[Saved data entries]

━━━━━━━━━━━━━━━━━━━━

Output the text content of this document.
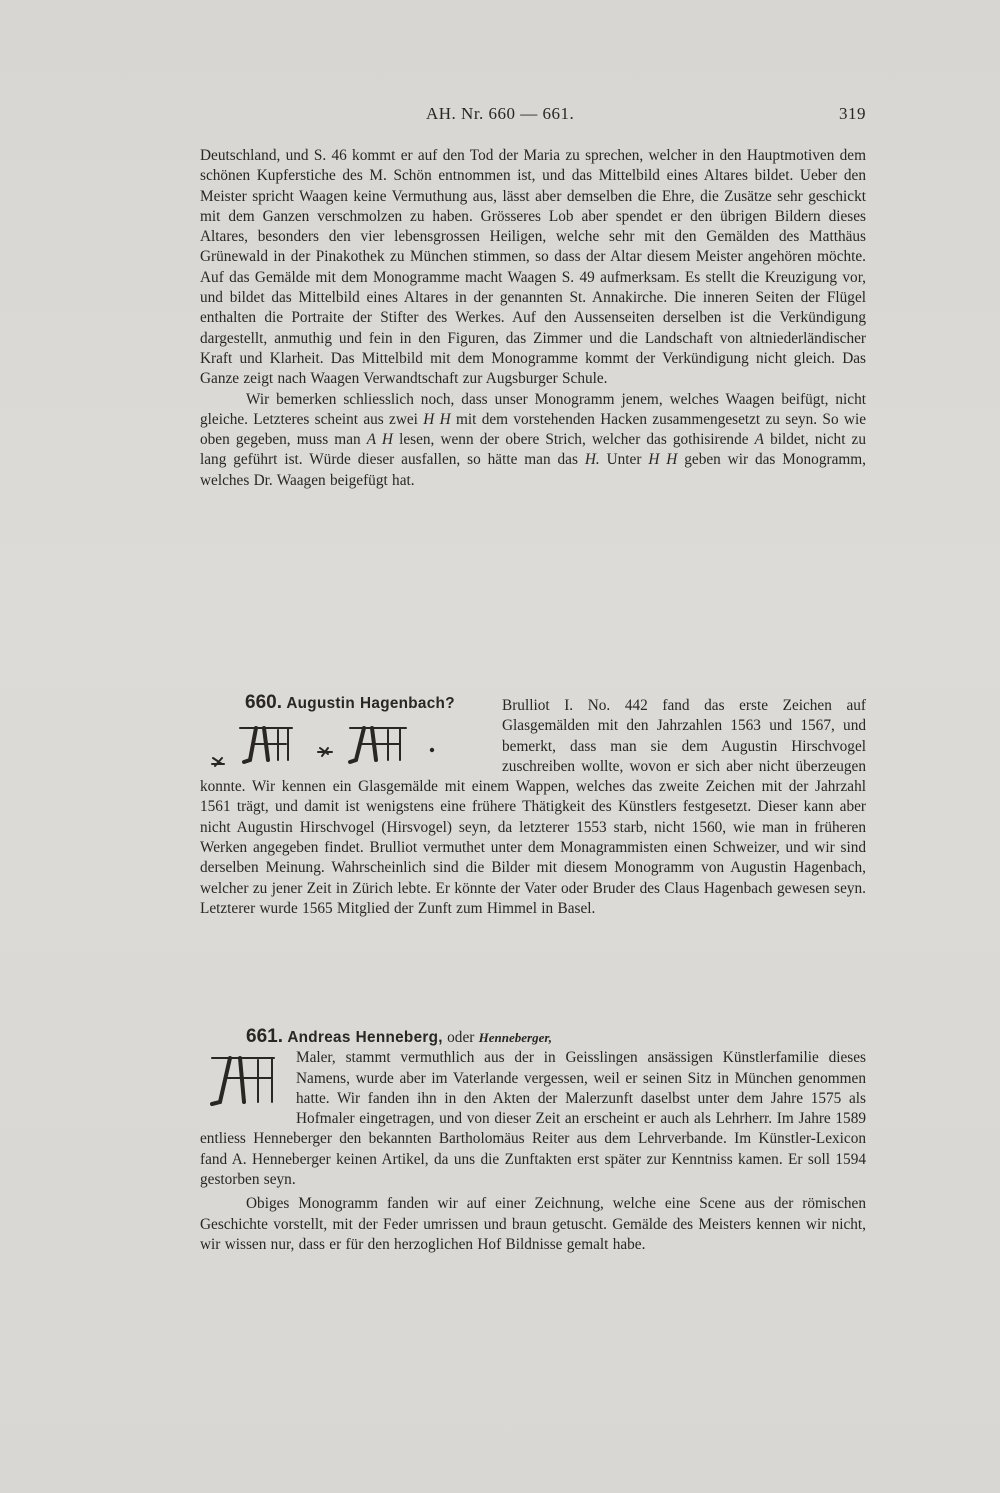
AH. Nr. 660 — 661.	319

Deutschland, und S. 46 kommt er auf den Tod der Maria zu sprechen, welcher in den Hauptmotiven dem schönen Kupferstiche des M. Schön entnommen ist, und das Mittelbild eines Altares bildet. Ueber den Meister spricht Waagen keine Vermuthung aus, lässt aber demselben die Ehre, die Zusätze sehr geschickt mit dem Ganzen verschmolzen zu haben. Grösseres Lob aber spendet er den übrigen Bildern dieses Altares, besonders den vier lebensgrossen Heiligen, welche sehr mit den Gemälden des Matthäus Grünewald in der Pinakothek zu München stimmen, so dass der Altar diesem Meister angehören möchte. Auf das Gemälde mit dem Monogramme macht Waagen S. 49 aufmerksam. Es stellt die Kreuzigung vor, und bildet das Mittelbild eines Altares in der genannten St. Annakirche. Die inneren Seiten der Flügel enthalten die Portraite der Stifter des Werkes. Auf den Aussenseiten derselben ist die Verkündigung dargestellt, anmuthig und fein in den Figuren, das Zimmer und die Landschaft von altniederländischer Kraft und Klarheit. Das Mittelbild mit dem Monogramme kommt der Verkündigung nicht gleich. Das Ganze zeigt nach Waagen Verwandtschaft zur Augsburger Schule.

Wir bemerken schliesslich noch, dass unser Monogramm jenem, welches Waagen beifügt, nicht gleiche. Letzteres scheint aus zwei H H mit dem vorstehenden Hacken zusammengesetzt zu seyn. So wie oben gegeben, muss man A H lesen, wenn der obere Strich, welcher das gothisirende A bildet, nicht zu lang geführt ist. Würde dieser ausfallen, so hätte man das H. Unter H H geben wir das Monogramm, welches Dr. Waagen beigefügt hat.

660. Augustin Hagenbach?	Brulliot I. No. 442 fand das erste Zeichen auf Glasgemälden mit den Jahrzahlen 1563 und 1567, und bemerkt, dass man sie dem Augustin Hirschvogel zuschreiben wollte, wovon er sich aber nicht überzeugen konnte. Wir kennen ein Glasgemälde mit einem Wappen, welches das zweite Zeichen mit der Jahrzahl 1561 trägt, und damit ist wenigstens eine frühere Thätigkeit des Künstlers festgesetzt. Dieser kann aber nicht Augustin Hirschvogel (Hirsvogel) seyn, da letzterer 1553 starb, nicht 1560, wie man in früheren Werken angegeben findet. Brulliot vermuthet unter dem Monagrammisten einen Schweizer, und wir sind derselben Meinung. Wahrscheinlich sind die Bilder mit diesem Monogramm von Augustin Hagenbach, welcher zu jener Zeit in Zürich lebte. Er könnte der Vater oder Bruder des Claus Hagenbach gewesen seyn. Letzterer wurde 1565 Mitglied der Zunft zum Himmel in Basel.

661. Andreas Henneberg, oder Henneberger,

Maler, stammt vermuthlich aus der in Geisslingen ansässigen Künstlerfamilie dieses Namens, wurde aber im Vaterlande vergessen, weil er seinen Sitz in München genommen hatte. Wir fanden ihn in den Akten der Malerzunft daselbst unter dem Jahre 1575 als Hofmaler eingetragen, und von dieser Zeit an erscheint er auch als Lehrherr. Im Jahre 1589 entliess Henneberger den bekannten Bartholomäus Reiter aus dem Lehrverbande. Im Künstler-Lexicon fand A. Henneberger keinen Artikel, da uns die Zunftakten erst später zur Kenntniss kamen. Er soll 1594 gestorben seyn.

Obiges Monogramm fanden wir auf einer Zeichnung, welche eine Scene aus der römischen Geschichte vorstellt, mit der Feder umrissen und braun getuscht. Gemälde des Meisters kennen wir nicht, wir wissen nur, dass er für den herzoglichen Hof Bildnisse gemalt habe.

━━━━━━━━━━━━━━━━━━━━

> [Task requirements] Please keep every line of the data the same when you reproduce it, and keep every picture out.

> [Task output]
Output the text content of this document.
AH. Nr. 660 — 661.	319

Deutschland, und S. 46 kommt er auf den Tod der Maria zu sprechen, welcher in den Hauptmotiven dem schönen Kupferstiche des M. Schön entnommen ist, und das Mittelbild eines Altares bildet. Ueber den Meister spricht Waagen keine Vermuthung aus, lässt aber demselben die Ehre, die Zusätze sehr geschickt mit dem Ganzen verschmolzen zu haben. Grösseres Lob aber spendet er den übrigen Bildern dieses Altares, besonders den vier lebensgrossen Heiligen, welche sehr mit den Gemälden des Matthäus Grünewald in der Pinakothek zu München stimmen, so dass der Altar diesem Meister angehören möchte. Auf das Gemälde mit dem Monogramme macht Waagen S. 49 aufmerksam. Es stellt die Kreuzigung vor, und bildet das Mittelbild eines Altares in der genannten St. Annakirche. Die inneren Seiten der Flügel enthalten die Portraite der Stifter des Werkes. Auf den Aussenseiten derselben ist die Verkündigung dargestellt, anmuthig und fein in den Figuren, das Zimmer und die Landschaft von altniederländischer Kraft und Klarheit. Das Mittelbild mit dem Monogramme kommt der Verkündigung nicht gleich. Das Ganze zeigt nach Waagen Verwandtschaft zur Augsburger Schule.

Wir bemerken schliesslich noch, dass unser Monogramm jenem, welches Waagen beifügt, nicht gleiche. Letzteres scheint aus zwei H H mit dem vorstehenden Hacken zusammengesetzt zu seyn. So wie oben gegeben, muss man A H lesen, wenn der obere Strich, welcher das gothisirende A bildet, nicht zu lang geführt ist. Würde dieser ausfallen, so hätte man das H. Unter H H geben wir das Monogramm, welches Dr. Waagen beigefügt hat.

660. Augustin Hagenbach?	Brulliot I. No. 442 fand das erste Zeichen auf Glasgemälden mit den Jahrzahlen 1563 und 1567, und bemerkt, dass man sie dem Augustin Hirschvogel zuschreiben wollte, wovon er sich aber nicht überzeugen konnte. Wir kennen ein Glasgemälde mit einem Wappen, welches das zweite Zeichen mit der Jahrzahl 1561 trägt, und damit ist wenigstens eine frühere Thätigkeit des Künstlers festgesetzt. Dieser kann aber nicht Augustin Hirschvogel (Hirsvogel) seyn, da letzterer 1553 starb, nicht 1560, wie man in früheren Werken angegeben findet. Brulliot vermuthet unter dem Monagrammisten einen Schweizer, und wir sind derselben Meinung. Wahrscheinlich sind die Bilder mit diesem Monogramm von Augustin Hagenbach, welcher zu jener Zeit in Zürich lebte. Er könnte der Vater oder Bruder des Claus Hagenbach gewesen seyn. Letzterer wurde 1565 Mitglied der Zunft zum Himmel in Basel.

661. Andreas Henneberg, oder Henneberger,

Maler, stammt vermuthlich aus der in Geisslingen ansässigen Künstlerfamilie dieses Namens, wurde aber im Vaterlande vergessen, weil er seinen Sitz in München genommen hatte. Wir fanden ihn in den Akten der Malerzunft daselbst unter dem Jahre 1575 als Hofmaler eingetragen, und von dieser Zeit an erscheint er auch als Lehrherr. Im Jahre 1589 entliess Henneberger den bekannten Bartholomäus Reiter aus dem Lehrverbande. Im Künstler-Lexicon fand A. Henneberger keinen Artikel, da uns die Zunftakten erst später zur Kenntniss kamen. Er soll 1594 gestorben seyn.

Obiges Monogramm fanden wir auf einer Zeichnung, welche eine Scene aus der römischen Geschichte vorstellt, mit der Feder umrissen und braun getuscht. Gemälde des Meisters kennen wir nicht, wir wissen nur, dass er für den herzoglichen Hof Bildnisse gemalt habe.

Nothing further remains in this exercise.